Source text:
◆ ◆ ◆

3 Taaffe was sorting through a parcel of cut and polished Sri Lankan spinel gemstones when he discovered something that he knew could not be spinel since it was doubly refractive (spinel is singly refractive). This is one of the rare cases where the first sample of a new gem variety was found in the form of a faceted stone.
Carl Larson of gem dealer Pala International called this “extraordinary” since cut gems are harder to identify than rough as an observer loses “clues” like the crystal system.
4 The originally discovered taaffeite came out of a lot of mauve spinels and weighed 1.419 carats; part of this stone was analyzed, and the remainder was recut into a gem of 0.55 carat. This was presented to the discoverer, Count Edward Charles Richard Taaffe, a Bohemian—Irish gemologist living in Dublin. A second stone identified as taaffeite weighed 0.86 carats and is now in the Geological Museum, London. A third taaffeite of 0.84 carats, identified at the Gemological Institute of America laboratory in New York, resides in the S1collection along with a dark brownish-purple gem of 5.34 carats. Many other stones have been identified, perhaps as many as 50.

◆ ◆ ◆

Exercise: Copy the taaffeite text word for word, from "3 Taaffe was" through "the crystal system.".

[Items from a dataset]
◆ ◆ ◆

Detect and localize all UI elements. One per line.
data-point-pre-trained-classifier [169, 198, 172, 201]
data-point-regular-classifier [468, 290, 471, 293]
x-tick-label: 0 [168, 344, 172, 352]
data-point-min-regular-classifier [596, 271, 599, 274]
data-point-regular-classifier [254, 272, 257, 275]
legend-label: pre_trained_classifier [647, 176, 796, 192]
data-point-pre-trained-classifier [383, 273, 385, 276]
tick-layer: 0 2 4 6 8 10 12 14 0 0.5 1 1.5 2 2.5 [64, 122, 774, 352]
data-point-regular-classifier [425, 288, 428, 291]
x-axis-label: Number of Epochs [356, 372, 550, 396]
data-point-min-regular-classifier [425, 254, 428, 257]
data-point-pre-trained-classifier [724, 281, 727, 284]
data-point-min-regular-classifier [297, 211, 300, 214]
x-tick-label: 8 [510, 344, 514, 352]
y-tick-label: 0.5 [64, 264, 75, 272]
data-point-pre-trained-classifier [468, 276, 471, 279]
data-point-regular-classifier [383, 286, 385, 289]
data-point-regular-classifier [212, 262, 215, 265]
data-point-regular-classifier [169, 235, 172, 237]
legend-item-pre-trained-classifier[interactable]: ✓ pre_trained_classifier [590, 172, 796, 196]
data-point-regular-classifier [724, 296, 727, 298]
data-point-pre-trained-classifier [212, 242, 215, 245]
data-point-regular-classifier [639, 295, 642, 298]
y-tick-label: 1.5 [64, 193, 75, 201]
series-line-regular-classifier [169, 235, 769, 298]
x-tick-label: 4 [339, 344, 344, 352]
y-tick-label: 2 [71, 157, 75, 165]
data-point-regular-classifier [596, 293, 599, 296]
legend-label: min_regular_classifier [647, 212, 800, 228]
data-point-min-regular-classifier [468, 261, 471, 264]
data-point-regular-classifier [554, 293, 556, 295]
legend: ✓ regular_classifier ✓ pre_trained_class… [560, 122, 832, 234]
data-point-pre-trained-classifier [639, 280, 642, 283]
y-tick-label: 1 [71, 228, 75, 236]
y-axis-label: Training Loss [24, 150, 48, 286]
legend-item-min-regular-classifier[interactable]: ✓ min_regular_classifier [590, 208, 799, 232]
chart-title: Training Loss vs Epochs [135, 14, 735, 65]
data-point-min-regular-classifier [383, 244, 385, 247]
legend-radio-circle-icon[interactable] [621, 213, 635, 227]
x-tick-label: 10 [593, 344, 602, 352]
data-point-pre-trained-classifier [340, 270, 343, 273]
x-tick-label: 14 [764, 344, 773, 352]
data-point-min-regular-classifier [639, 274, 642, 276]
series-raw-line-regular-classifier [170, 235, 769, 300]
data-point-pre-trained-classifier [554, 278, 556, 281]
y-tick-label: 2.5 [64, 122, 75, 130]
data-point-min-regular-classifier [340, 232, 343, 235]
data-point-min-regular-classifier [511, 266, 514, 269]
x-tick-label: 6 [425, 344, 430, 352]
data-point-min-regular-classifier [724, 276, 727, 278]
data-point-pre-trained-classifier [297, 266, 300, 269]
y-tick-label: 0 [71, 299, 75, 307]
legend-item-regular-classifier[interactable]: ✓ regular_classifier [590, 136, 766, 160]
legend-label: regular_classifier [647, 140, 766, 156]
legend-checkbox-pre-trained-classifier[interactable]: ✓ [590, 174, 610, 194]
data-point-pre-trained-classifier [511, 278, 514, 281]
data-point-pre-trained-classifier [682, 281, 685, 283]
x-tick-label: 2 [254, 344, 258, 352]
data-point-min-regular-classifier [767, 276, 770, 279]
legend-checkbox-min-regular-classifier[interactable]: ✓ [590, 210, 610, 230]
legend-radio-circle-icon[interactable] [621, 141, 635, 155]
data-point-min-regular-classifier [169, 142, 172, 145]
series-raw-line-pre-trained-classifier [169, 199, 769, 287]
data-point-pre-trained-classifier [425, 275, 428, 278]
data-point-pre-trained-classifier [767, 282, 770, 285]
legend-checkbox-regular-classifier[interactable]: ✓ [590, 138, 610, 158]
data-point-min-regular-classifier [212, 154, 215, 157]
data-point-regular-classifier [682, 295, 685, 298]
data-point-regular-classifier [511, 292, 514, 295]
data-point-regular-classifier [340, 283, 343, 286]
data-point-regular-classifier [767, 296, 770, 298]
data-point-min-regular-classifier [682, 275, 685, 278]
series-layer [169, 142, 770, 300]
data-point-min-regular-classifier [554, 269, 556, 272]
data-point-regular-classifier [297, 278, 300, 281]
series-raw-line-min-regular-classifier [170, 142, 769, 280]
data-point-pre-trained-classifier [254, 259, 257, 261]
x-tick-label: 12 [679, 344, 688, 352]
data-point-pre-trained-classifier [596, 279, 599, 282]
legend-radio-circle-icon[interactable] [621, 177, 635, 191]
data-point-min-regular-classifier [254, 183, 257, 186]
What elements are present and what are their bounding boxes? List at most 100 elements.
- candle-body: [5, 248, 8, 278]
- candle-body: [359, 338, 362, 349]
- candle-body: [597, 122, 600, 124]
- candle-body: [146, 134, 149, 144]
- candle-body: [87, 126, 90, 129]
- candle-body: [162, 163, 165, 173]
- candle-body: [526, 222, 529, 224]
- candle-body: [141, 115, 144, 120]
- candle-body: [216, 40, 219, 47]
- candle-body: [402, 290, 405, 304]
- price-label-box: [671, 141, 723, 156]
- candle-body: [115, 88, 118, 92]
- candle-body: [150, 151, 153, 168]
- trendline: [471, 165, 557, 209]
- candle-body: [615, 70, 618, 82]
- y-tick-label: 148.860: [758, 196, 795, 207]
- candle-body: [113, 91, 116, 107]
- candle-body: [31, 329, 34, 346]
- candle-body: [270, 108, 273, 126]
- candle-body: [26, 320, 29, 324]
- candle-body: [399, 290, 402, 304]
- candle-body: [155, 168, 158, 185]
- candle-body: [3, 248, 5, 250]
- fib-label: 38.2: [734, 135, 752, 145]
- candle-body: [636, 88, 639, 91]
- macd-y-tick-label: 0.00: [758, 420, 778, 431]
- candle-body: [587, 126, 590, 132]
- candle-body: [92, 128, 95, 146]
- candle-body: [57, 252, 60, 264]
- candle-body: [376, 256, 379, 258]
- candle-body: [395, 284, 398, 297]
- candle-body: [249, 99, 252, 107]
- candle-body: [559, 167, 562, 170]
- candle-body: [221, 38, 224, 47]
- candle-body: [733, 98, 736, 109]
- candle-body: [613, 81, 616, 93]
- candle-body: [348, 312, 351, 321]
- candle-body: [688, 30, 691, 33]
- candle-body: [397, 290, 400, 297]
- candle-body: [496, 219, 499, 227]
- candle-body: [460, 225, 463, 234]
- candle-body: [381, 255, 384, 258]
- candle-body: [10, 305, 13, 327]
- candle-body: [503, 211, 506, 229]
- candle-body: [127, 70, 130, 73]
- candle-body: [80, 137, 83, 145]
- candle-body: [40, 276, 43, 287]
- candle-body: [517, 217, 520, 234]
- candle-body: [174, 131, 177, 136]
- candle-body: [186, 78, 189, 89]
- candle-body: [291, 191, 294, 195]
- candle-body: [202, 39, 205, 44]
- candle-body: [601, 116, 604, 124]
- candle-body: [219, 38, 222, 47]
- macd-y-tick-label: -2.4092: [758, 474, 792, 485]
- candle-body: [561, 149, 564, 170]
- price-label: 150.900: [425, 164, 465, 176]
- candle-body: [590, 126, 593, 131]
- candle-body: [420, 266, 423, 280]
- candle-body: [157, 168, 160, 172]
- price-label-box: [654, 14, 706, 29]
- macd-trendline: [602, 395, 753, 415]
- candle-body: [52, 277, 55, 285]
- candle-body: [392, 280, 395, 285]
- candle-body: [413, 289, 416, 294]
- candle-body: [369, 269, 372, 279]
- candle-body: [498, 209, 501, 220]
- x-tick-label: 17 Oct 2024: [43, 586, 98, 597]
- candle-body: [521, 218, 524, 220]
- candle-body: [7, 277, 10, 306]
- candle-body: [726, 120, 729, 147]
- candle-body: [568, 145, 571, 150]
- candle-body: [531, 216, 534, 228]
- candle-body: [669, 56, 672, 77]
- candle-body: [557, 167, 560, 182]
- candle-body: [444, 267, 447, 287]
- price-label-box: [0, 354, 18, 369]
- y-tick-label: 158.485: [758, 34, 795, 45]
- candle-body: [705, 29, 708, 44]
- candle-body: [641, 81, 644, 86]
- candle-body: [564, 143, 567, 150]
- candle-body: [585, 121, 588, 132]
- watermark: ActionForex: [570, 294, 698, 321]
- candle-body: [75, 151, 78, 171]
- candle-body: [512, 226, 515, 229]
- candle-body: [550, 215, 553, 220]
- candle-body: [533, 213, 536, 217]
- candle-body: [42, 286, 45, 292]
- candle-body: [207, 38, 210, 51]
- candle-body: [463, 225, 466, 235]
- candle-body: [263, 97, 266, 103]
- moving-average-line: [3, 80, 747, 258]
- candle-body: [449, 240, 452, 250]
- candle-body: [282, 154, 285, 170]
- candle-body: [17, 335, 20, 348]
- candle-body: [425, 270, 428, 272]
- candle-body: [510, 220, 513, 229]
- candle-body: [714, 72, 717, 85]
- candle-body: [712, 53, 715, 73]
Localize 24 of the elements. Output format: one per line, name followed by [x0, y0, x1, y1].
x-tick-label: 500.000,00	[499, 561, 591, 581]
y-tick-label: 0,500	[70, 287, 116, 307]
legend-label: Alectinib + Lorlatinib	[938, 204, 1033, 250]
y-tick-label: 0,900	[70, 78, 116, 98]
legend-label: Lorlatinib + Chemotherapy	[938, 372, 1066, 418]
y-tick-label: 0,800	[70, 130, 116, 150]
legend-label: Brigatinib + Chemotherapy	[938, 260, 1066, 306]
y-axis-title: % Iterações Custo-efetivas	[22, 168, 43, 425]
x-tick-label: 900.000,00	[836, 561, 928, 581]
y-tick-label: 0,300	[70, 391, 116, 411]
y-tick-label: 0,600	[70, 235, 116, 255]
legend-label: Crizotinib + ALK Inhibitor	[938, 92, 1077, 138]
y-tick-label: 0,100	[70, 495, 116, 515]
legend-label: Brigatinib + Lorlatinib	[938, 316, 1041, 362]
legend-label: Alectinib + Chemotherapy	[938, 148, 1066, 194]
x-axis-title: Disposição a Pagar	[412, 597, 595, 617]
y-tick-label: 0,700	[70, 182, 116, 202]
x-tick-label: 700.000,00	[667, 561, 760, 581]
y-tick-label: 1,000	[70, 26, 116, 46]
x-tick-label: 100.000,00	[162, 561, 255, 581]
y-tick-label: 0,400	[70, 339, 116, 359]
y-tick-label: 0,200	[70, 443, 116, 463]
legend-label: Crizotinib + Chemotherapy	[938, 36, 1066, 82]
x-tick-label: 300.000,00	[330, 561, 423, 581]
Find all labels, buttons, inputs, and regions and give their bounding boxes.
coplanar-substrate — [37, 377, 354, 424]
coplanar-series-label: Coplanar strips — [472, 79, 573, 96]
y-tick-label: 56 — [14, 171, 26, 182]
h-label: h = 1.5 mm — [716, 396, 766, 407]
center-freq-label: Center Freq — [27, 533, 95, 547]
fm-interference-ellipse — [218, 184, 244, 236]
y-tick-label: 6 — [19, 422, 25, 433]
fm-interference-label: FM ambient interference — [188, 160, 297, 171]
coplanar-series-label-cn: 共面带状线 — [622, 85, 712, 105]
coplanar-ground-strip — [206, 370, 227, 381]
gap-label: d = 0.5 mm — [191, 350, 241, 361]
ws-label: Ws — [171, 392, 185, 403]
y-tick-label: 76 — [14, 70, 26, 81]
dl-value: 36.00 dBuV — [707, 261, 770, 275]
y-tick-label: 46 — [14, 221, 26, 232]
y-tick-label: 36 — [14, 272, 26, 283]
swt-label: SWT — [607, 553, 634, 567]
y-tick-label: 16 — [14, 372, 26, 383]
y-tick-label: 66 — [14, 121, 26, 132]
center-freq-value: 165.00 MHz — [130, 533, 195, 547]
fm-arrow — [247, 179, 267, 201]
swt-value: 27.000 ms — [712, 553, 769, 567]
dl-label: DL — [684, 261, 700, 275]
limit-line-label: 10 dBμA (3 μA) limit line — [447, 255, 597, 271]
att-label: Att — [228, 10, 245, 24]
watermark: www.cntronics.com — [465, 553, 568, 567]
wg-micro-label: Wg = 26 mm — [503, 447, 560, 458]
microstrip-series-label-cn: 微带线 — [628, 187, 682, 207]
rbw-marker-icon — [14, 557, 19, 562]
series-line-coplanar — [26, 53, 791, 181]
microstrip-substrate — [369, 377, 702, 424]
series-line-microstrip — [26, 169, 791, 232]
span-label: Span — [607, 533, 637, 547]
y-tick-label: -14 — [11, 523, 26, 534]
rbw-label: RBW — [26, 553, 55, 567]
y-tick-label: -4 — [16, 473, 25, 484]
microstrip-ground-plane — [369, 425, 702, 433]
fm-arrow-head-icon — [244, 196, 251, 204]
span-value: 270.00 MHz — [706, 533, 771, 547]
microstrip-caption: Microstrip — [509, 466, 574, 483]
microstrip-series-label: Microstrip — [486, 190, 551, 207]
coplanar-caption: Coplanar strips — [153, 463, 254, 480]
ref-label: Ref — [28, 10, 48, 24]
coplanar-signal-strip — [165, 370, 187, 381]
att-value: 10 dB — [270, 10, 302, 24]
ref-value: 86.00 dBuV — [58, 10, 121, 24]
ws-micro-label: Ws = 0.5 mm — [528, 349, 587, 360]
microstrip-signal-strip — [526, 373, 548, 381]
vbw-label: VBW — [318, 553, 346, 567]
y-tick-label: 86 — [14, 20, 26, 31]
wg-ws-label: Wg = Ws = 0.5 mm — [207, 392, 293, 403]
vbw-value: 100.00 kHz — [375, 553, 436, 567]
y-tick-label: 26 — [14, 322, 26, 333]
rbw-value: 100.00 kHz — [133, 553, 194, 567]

◆ ◆ ◆

The completed task:
3 Taaffe was sorting through a parcel of cut and polished Sri Lankan spinel gemstones when he discovered something that he knew could not be spinel since it was doubly refractive (spinel is singly refractive). This is one of the rare cases where the first sample of a new gem variety was found in the form of a faceted stone.
Carl Larson of gem dealer Pala International called this “extraordinary” since cut gems are harder to identify than rough as an observer loses “clues” like the crystal system.